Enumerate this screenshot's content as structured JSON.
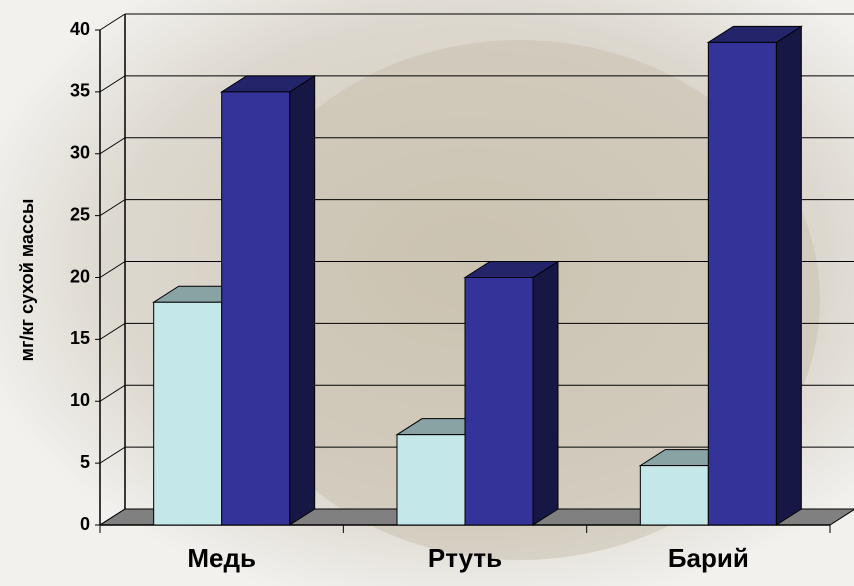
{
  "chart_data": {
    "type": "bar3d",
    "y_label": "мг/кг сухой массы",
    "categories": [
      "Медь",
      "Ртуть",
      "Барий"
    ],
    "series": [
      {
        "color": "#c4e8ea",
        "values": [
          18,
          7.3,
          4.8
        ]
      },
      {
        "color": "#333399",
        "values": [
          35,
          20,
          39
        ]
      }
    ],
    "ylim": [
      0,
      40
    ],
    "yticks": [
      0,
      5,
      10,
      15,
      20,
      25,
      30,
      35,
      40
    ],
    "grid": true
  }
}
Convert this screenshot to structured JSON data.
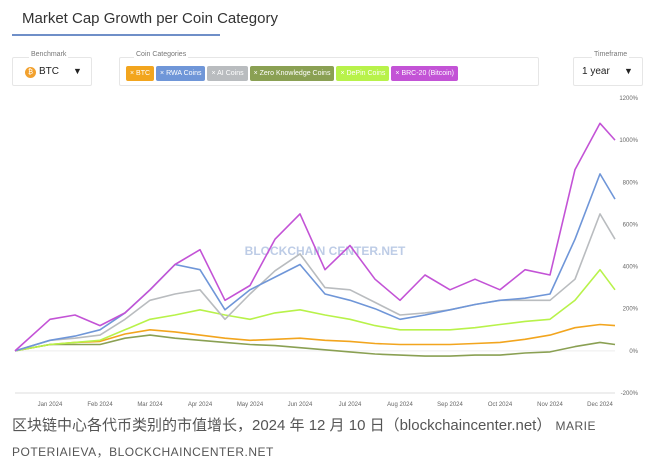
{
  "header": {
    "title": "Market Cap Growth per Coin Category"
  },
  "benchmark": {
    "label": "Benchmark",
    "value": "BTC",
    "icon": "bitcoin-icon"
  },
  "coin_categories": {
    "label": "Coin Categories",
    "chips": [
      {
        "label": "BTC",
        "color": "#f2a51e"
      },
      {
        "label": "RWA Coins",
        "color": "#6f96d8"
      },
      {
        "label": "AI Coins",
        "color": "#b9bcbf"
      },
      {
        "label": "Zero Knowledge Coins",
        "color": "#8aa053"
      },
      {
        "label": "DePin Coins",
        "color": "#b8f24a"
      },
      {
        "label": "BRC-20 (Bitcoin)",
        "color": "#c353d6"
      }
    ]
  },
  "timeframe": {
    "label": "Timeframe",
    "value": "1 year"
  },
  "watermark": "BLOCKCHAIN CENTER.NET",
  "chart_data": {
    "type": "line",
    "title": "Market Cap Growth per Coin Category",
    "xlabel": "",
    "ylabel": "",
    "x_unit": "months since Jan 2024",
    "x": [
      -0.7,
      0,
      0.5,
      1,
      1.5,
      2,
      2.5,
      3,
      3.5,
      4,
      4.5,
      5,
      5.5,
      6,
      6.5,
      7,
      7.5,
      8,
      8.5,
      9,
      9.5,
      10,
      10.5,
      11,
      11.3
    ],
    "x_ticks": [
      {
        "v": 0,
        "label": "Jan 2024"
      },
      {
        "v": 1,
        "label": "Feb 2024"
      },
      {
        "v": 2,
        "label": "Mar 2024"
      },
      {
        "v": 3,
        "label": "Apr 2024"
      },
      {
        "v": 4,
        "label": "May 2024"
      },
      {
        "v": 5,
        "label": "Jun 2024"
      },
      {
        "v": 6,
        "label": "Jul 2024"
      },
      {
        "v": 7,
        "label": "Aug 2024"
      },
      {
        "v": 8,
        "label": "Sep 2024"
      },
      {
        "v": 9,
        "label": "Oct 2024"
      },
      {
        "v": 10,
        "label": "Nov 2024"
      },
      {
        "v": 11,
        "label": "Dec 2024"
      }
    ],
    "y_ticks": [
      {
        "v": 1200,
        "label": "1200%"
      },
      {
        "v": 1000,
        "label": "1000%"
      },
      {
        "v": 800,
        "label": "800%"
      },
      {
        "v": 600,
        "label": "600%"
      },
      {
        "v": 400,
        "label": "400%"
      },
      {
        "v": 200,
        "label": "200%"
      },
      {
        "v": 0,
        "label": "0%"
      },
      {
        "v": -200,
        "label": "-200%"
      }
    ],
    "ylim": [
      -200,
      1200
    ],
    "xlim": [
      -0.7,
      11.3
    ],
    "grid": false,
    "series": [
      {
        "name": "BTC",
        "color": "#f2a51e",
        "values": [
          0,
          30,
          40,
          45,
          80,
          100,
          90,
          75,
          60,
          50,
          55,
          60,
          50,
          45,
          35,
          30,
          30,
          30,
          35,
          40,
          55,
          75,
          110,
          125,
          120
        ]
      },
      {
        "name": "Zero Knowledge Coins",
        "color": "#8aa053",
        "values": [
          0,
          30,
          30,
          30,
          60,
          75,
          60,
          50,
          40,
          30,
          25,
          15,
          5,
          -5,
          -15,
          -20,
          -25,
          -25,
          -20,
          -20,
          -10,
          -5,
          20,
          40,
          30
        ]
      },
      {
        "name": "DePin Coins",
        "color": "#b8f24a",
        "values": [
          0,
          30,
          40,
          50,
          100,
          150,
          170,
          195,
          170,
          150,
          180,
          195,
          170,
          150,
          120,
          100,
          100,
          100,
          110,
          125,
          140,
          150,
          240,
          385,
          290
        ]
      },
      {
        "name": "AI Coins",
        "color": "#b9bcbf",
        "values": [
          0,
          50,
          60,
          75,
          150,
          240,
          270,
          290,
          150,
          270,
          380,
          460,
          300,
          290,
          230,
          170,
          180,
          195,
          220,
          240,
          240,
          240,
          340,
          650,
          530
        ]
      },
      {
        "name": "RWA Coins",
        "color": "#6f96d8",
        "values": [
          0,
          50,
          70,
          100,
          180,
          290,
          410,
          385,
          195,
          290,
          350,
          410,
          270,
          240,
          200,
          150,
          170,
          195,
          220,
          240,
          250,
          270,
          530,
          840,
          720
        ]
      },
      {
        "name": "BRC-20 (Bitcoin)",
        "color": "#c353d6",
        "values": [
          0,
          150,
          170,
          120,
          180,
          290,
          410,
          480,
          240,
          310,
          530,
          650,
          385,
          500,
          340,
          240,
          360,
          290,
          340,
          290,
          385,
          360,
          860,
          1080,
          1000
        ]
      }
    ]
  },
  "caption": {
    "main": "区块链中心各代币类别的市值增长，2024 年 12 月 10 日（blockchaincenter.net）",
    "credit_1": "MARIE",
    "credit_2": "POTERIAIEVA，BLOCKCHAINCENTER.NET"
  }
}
--------
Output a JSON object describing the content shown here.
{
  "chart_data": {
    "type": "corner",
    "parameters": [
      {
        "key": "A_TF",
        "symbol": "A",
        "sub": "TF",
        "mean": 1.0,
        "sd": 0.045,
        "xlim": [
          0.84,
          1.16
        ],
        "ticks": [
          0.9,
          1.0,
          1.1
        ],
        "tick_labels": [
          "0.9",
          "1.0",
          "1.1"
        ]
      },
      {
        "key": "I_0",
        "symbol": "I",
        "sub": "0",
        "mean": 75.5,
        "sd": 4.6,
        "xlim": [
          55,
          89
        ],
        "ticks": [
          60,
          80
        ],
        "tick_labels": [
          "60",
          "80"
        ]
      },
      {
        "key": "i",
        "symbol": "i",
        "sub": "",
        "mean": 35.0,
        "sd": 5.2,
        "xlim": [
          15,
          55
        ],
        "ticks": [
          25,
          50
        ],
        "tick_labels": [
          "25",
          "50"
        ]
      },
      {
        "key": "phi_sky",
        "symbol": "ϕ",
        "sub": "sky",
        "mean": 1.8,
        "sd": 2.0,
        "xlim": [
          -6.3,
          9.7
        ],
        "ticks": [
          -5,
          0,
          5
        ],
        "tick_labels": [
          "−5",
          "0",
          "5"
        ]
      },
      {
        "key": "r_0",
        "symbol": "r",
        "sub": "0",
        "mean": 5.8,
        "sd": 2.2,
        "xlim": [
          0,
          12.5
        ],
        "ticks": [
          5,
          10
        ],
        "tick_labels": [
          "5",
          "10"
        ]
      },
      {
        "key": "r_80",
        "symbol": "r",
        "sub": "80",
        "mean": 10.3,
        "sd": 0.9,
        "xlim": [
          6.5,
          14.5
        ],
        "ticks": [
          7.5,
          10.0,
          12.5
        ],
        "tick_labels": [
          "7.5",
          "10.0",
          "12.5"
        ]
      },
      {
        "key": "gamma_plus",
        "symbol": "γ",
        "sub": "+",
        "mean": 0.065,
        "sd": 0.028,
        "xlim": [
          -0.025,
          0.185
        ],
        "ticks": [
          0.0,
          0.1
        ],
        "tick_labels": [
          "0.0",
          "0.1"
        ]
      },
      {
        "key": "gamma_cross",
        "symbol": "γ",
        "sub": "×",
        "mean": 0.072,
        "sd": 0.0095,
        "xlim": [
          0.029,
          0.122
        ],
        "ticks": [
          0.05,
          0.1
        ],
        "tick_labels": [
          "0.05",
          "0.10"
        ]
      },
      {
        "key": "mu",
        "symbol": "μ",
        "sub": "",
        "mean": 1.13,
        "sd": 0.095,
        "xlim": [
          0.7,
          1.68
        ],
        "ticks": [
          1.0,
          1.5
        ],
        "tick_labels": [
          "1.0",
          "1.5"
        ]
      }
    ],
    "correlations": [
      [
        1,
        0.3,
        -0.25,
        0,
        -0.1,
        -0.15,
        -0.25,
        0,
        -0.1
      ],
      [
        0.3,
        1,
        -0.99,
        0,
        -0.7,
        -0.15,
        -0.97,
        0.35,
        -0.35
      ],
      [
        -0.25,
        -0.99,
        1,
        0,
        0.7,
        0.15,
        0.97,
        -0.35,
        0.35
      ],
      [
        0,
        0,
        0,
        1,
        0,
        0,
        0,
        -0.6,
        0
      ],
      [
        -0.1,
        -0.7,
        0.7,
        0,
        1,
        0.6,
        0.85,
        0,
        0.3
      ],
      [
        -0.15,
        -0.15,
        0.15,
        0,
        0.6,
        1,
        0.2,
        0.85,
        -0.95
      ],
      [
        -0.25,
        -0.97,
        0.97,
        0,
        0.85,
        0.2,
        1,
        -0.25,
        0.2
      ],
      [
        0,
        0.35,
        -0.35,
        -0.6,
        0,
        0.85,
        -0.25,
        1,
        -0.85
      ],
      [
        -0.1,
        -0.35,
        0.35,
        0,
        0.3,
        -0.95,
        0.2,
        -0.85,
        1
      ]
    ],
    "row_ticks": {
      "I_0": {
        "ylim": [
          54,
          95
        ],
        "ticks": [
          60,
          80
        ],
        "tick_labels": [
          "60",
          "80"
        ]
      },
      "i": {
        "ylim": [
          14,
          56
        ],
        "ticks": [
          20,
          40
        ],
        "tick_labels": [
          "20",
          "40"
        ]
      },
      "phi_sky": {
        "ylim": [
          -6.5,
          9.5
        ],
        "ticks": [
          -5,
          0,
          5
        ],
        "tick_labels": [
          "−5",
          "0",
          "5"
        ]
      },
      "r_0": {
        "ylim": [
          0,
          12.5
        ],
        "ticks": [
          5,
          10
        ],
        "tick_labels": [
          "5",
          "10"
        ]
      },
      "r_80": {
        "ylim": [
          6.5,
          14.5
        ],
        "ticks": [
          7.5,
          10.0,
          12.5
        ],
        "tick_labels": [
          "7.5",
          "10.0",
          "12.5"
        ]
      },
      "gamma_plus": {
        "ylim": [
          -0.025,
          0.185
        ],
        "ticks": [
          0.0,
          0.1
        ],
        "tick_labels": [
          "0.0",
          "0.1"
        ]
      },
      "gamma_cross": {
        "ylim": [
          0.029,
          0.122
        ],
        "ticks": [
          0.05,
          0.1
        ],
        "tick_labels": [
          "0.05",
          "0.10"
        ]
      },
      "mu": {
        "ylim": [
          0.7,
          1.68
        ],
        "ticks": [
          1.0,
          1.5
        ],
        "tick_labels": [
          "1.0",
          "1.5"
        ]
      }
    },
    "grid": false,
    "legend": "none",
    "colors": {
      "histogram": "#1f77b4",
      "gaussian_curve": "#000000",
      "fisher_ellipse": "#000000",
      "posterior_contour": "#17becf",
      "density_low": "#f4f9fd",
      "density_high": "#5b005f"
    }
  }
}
--------
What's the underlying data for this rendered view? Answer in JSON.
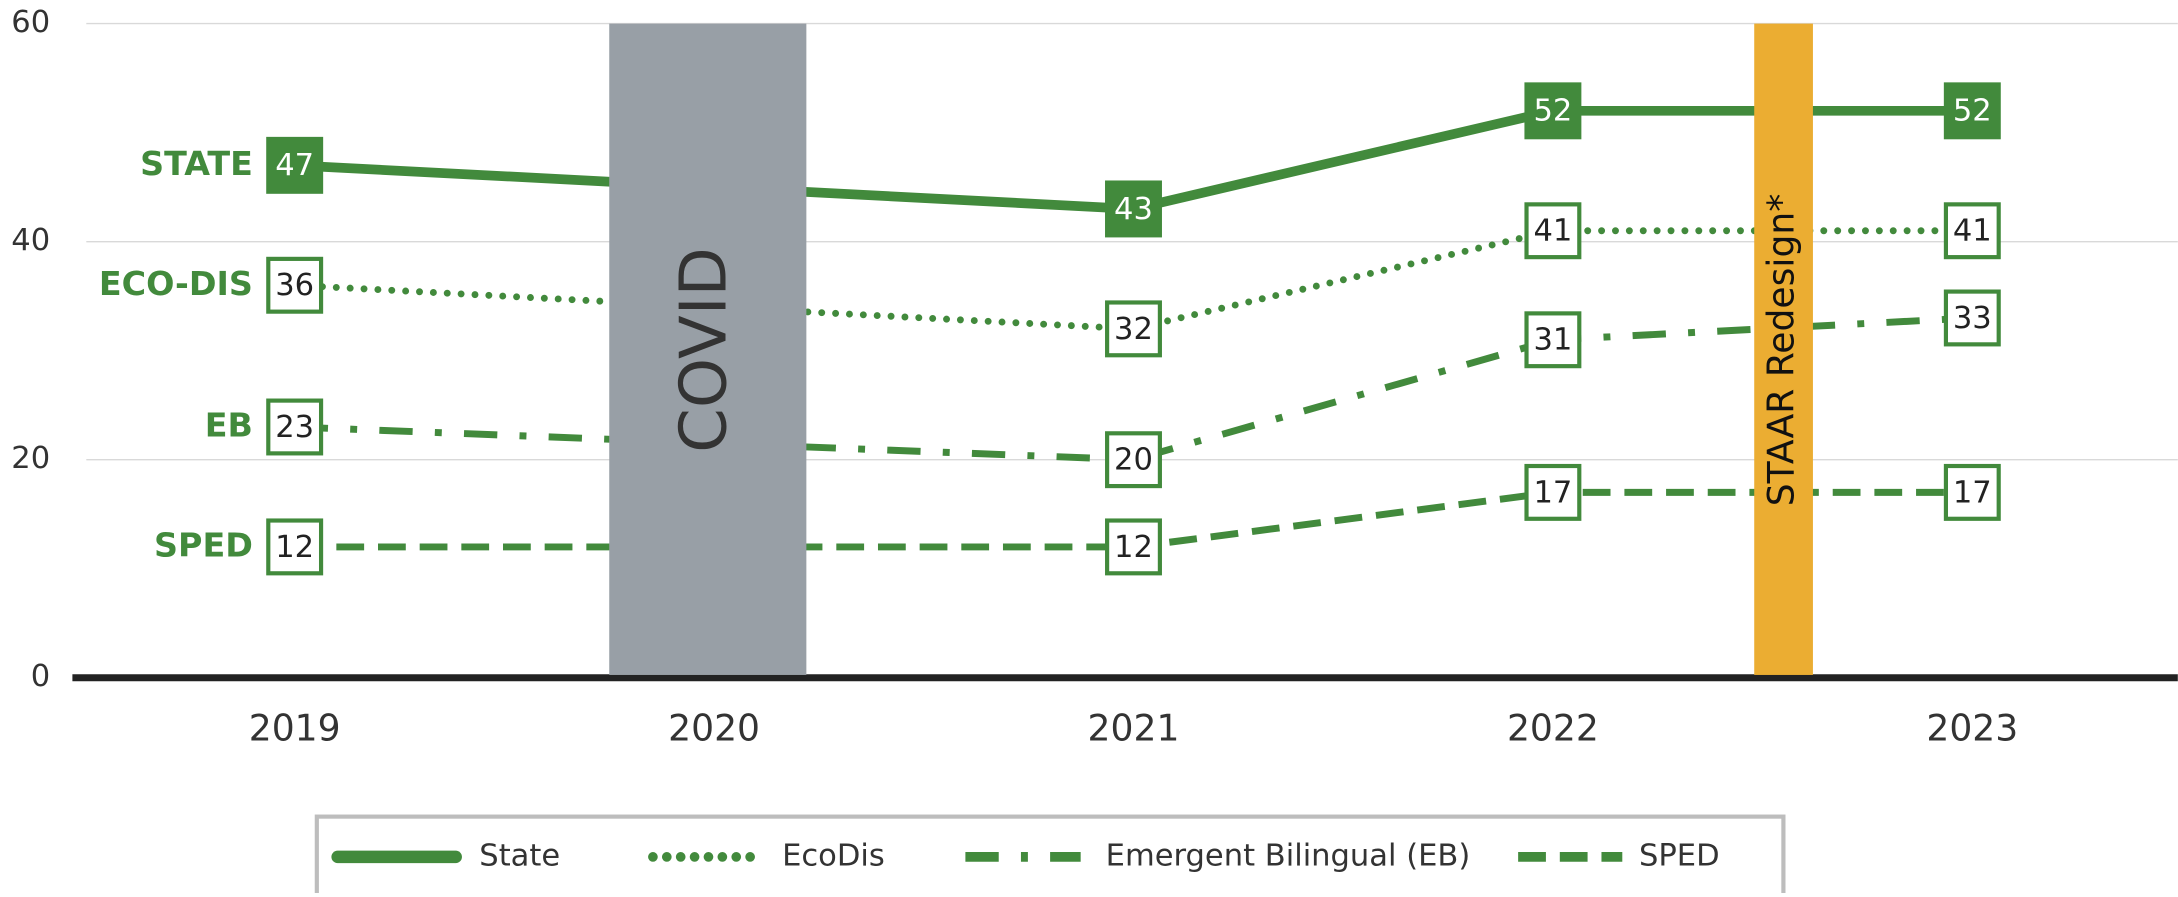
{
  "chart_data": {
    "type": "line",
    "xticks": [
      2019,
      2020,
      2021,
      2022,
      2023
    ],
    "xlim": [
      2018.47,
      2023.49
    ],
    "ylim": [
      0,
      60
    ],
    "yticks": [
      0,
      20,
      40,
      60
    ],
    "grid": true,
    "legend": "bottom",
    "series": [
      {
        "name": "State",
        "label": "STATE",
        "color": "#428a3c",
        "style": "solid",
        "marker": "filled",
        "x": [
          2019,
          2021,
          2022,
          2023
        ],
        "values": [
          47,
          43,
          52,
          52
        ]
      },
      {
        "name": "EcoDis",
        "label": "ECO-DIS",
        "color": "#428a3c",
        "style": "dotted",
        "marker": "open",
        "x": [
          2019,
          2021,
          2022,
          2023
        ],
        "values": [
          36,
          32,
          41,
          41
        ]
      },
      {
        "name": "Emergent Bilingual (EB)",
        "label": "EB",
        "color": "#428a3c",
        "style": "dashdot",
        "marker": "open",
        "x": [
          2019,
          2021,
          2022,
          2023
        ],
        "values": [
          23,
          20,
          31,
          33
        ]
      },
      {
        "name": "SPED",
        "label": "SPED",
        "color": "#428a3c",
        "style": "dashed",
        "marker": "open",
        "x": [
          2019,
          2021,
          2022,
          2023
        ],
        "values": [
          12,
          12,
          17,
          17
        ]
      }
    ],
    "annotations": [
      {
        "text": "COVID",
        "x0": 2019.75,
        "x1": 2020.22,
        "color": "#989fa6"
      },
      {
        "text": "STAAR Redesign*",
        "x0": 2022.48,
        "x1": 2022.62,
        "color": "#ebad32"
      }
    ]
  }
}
--------
Stated task.
Reply with nothing but the number of lines that contain the word "content".

Task answer.
2